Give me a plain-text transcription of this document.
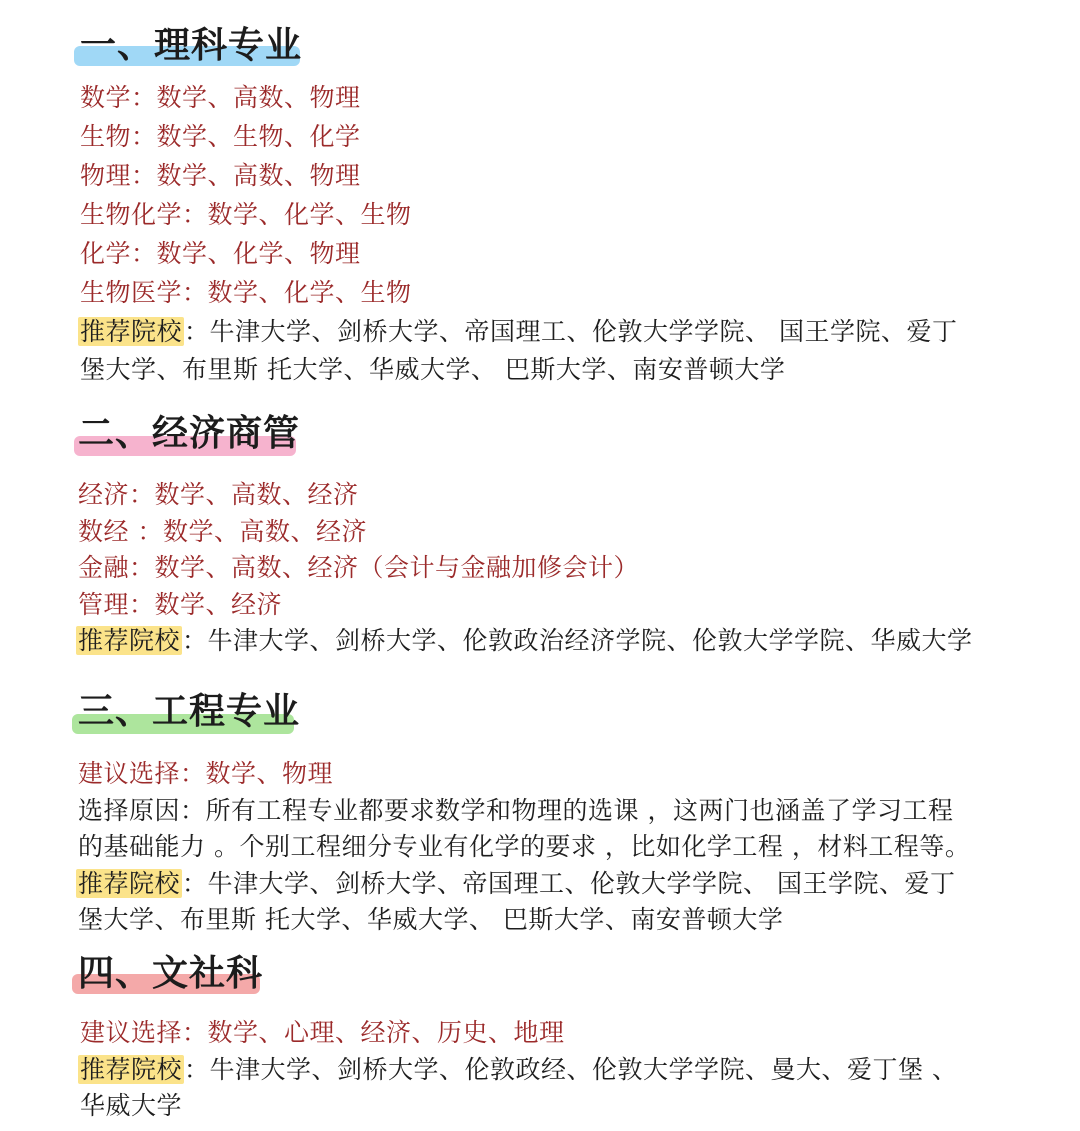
一、理科专业
数学：数学、高数、物理
生物：数学、生物、化学
物理：数学、高数、物理
生物化学：数学、化学、生物
化学：数学、化学、物理
生物医学：数学、化学、生物
推荐院校：牛津大学、剑桥大学、帝国理工、伦敦大学学院、 国王学院、爱丁
堡大学、布里斯 托大学、华威大学、 巴斯大学、南安普顿大学
二、经济商管
经济：数学、高数、经济
数经 ：数学、高数、经济
金融：数学、高数、经济（会计与金融加修会计）
管理：数学、经济
推荐院校：牛津大学、剑桥大学、伦敦政治经济学院、伦敦大学学院、华威大学
三、工程专业
建议选择：数学、物理
选择原因：所有工程专业都要求数学和物理的选课 ，这两门也涵盖了学习工程
的基础能力 。个别工程细分专业有化学的要求 ，比如化学工程 ，材料工程等。
推荐院校：牛津大学、剑桥大学、帝国理工、伦敦大学学院、 国王学院、爱丁
堡大学、布里斯 托大学、华威大学、 巴斯大学、南安普顿大学
四、文社科
建议选择：数学、心理、经济、历史、地理
推荐院校：牛津大学、剑桥大学、伦敦政经、伦敦大学学院、曼大、爱丁堡 、
华威大学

+++

Job
Extract the entries in full, exactly as they are, minus the pictures.

Correct answer
Give me a plain-text transcription of this document.
一、理科专业
数学：数学、高数、物理
生物：数学、生物、化学
物理：数学、高数、物理
生物化学：数学、化学、生物
化学：数学、化学、物理
生物医学：数学、化学、生物
推荐院校：牛津大学、剑桥大学、帝国理工、伦敦大学学院、 国王学院、爱丁
堡大学、布里斯 托大学、华威大学、 巴斯大学、南安普顿大学
二、经济商管
经济：数学、高数、经济
数经 ：数学、高数、经济
金融：数学、高数、经济（会计与金融加修会计）
管理：数学、经济
推荐院校：牛津大学、剑桥大学、伦敦政治经济学院、伦敦大学学院、华威大学
三、工程专业
建议选择：数学、物理
选择原因：所有工程专业都要求数学和物理的选课 ，这两门也涵盖了学习工程
的基础能力 。个别工程细分专业有化学的要求 ，比如化学工程 ，材料工程等。
推荐院校：牛津大学、剑桥大学、帝国理工、伦敦大学学院、 国王学院、爱丁
堡大学、布里斯 托大学、华威大学、 巴斯大学、南安普顿大学
四、文社科
建议选择：数学、心理、经济、历史、地理
推荐院校：牛津大学、剑桥大学、伦敦政经、伦敦大学学院、曼大、爱丁堡 、
华威大学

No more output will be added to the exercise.